▶ DIRECTIONS: Carry on the text below about Dockerfile instructions, picking up after its final sentence.

▶ TEXT EXTRACT:
_____

The RUN instruction runs one line of a command at the current cache layer and commits the outcome. The main discrepancy between the two forms is with regards to how the command is executed. The first form is called shell form. This actually executes commands in the form of /bin/sh -c <commands>. The other form is exec form. This treats the command with exec directly.

Using the shell form is similar to writing shell scripts, hence concatenating multiple commands by shell operators and line continuation, condition tests, or variable substitutions is completely valid. Bear in mind, however, that commands aren't processed by bash but by sh.

The exec form is parsed as a JSON array, which means that you have to wrap texts with double quotes and escape the reserved characters. Besides, as the command is not processed by any shell, the shell variables in the array will not be evaluated. On the other hand, if the shell doesn't exist in the base image, you can still use the exec form to invoke executables.

CMD:

CMD ["executable", "params", "more params"]
CMD ["param1","param2"]
CMD command param1 param2 ...

The CMD it to set default commands for the built image, but it doesn't run the command at build time. If arguments are supplied upon executing docker run, the CMD configurations here are overridden. The syntax rules of CMD are almost identical to RUN; the previous two forms are the exec form, and the third one is the shell form, which prepends /bin/sh -c to the parameters as well. There's another ENTRYPOINT directive that would interact with CMD;the parameter of ENTRYPOINT would prepend to the three forms of CMD when a container starts. There can be many CMD directives in a Dockerfile, but only the last one will take effect.

_____

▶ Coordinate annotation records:
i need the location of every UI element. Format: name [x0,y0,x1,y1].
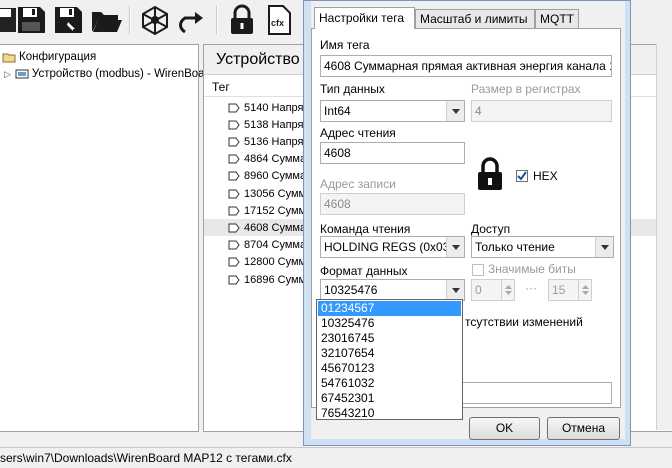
spinner-icon [578,280,591,300]
format-option[interactable]: 32107654 [318,346,461,361]
tree-root-label: Конфигурация [19,51,97,63]
access-label: Доступ [471,222,511,236]
data-type-select[interactable]: Int64 [320,100,465,122]
tree-root[interactable]: Конфигурация [2,49,96,65]
chevron-down-icon[interactable] [446,280,464,300]
no-change-option-label: тсутствии изменений [465,315,583,329]
cfx-file-icon[interactable]: cfx [262,3,296,37]
tag-icon [228,171,240,181]
tag-row-label: 5140 Напря [244,101,304,114]
chevron-down-icon[interactable] [446,237,464,257]
expand-arrow-icon[interactable]: ▷ [4,69,11,80]
data-format-value: 10325476 [324,283,378,297]
significant-bits-from-value: 0 [475,283,482,297]
spinner-icon [501,280,514,300]
tag-row-label: 5136 Напря [244,135,304,148]
tree-item-device[interactable]: ▷ Устройство (modbus) - WirenBoa [4,66,205,82]
tag-row-label: 8960 Сумма [244,170,307,183]
format-option[interactable]: 23016745 [318,331,461,346]
significant-bits-label: Значимые биты [488,262,576,276]
tag-row-label: 16896 Сумм [244,273,307,286]
tag-row-label: 13056 Сумм [244,187,307,200]
panel-scrollbar[interactable] [656,44,672,430]
tag-row-label: 8704 Сумма [244,239,307,252]
significant-bits-from: 0 [471,279,515,301]
tag-icon [228,189,240,198]
tag-row-label: 4864 Сумма [244,153,307,166]
data-format-dropdown[interactable]: 01234567 10325476 23016745 32107654 45670123… [316,299,463,420]
transfer-icon[interactable] [176,3,210,37]
ok-button[interactable]: OK [469,417,540,440]
bits-range-separator: ··· [525,281,537,295]
hex-label: HEX [533,169,558,183]
status-path: sers\win7\Downloads\WirenBoard MAP12 с т… [0,451,292,465]
read-command-label: Команда чтения [320,222,411,236]
format-option[interactable]: 67452301 [318,391,461,406]
read-address-field[interactable]: 4608 [320,142,465,164]
reg-size-label: Размер в регистрах [471,82,581,96]
tag-icon [228,120,240,130]
tag-row-label: 5138 Напря [244,118,304,131]
status-bar: sers\win7\Downloads\WirenBoard MAP12 с т… [0,447,672,468]
format-option[interactable]: 01234567 [318,301,461,316]
chevron-down-icon[interactable] [595,237,613,257]
tag-icon [228,240,240,250]
tag-row-label: 4608 Сумма [244,221,307,234]
network-icon[interactable] [138,3,172,37]
cancel-button[interactable]: Отмена [547,417,620,440]
read-command-select[interactable]: HOLDING REGS (0x03) [320,236,465,258]
read-address-label: Адрес чтения [320,126,396,140]
tag-icon [228,257,240,267]
data-format-label: Формат данных [320,264,408,278]
tag-icon [228,103,240,112]
hex-checkbox[interactable] [516,170,528,182]
tree-item-device-label: Устройство (modbus) - WirenBoa [31,68,205,80]
format-option[interactable]: 10325476 [318,316,461,331]
open-folder-icon[interactable] [89,3,123,37]
save-icon[interactable] [14,3,48,37]
tab-scale-limits[interactable]: Масштаб и лимиты [415,9,535,28]
config-tree[interactable]: Конфигурация ▷ Устройство (modbus) - Wir… [0,44,205,432]
write-address-field: 4608 [320,193,465,215]
save-as-icon[interactable] [51,3,85,37]
access-select[interactable]: Только чтение [471,236,614,258]
significant-bits-checkbox [472,264,484,276]
format-option[interactable]: 54761032 [318,376,461,391]
chevron-down-icon[interactable] [446,101,464,121]
svg-text:cfx: cfx [271,18,284,28]
lock-icon[interactable] [225,3,259,37]
format-option[interactable]: 45670123 [318,361,461,376]
data-format-select[interactable]: 10325476 [320,279,465,301]
check-icon [517,171,527,181]
access-value: Только чтение [475,240,555,254]
tag-row-label: 12800 Сумм [244,256,307,269]
significant-bits-to-value: 15 [552,283,566,297]
tag-row-label: 17152 Сумм [244,204,307,217]
significant-bits-to: 15 [548,279,592,301]
folder-icon [2,53,16,63]
reg-size-field: 4 [471,100,612,122]
tag-icon [228,275,240,284]
tag-name-field[interactable]: 4608 Суммарная прямая активная энергия к… [320,55,612,77]
tab-tag-settings[interactable]: Настройки тега [314,7,415,29]
data-type-value: Int64 [324,104,351,118]
tab-mqtt[interactable]: MQTT [535,9,579,28]
format-option[interactable]: 76543210 [318,406,461,421]
tag-name-label: Имя тега [320,38,370,52]
lock-icon[interactable] [475,156,505,195]
tag-icon [228,223,240,233]
device-icon [15,69,29,79]
read-command-value: HOLDING REGS (0x03) [324,240,454,254]
tag-icon [228,206,240,216]
write-address-label: Адрес записи [320,177,396,191]
tag-icon [228,137,240,147]
data-type-label: Тип данных [320,82,385,96]
tag-icon [228,154,240,164]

_____

▶ ANSWER TO THIS EXERCISE:
ENTRYPOINT:

 ENTRYPOINT ["executable", "param1", "param2"]
 ENTRYPOINT command param1 param2

These two forms are, respectively, the exec form and the shell form, and the syntax rules are the same as RUN. The entry point is the default executable for an image. This means that when a container spins up, it runs the executable configured by ENTRYPOINT. When ENTRYPOINT is combined with the CMD and docker run arguments, writing it in a different form would lead to very different behavior. Here are the rules regarding their combinations:

If the ENTRYPOINT is in shell form, then the CMD and docker run arguments would be ignored. The runtime command would be as follows:

/bin/sh -c entry_cmd entry_params ...

If the ENTRYPOINT is in exec form and the docker run arguments are specified, then the CMD commands are overridden. The runtime command would be as follows:

entry_cmd entry_params run_arguments

If the ENTRYPOINT is in exec form and only CMD is configured, the runtime command would become the following for the three forms:

entry_cmd entry_parms CMD_exec CMD_parms
entry_cmd entry_parms CMD_parms
entry_cmd entry_parms /bin/sh -c CMD_cmd CMD_parms

ENV:

 ENV key value
 ENV key1=value1 key2=value2 ...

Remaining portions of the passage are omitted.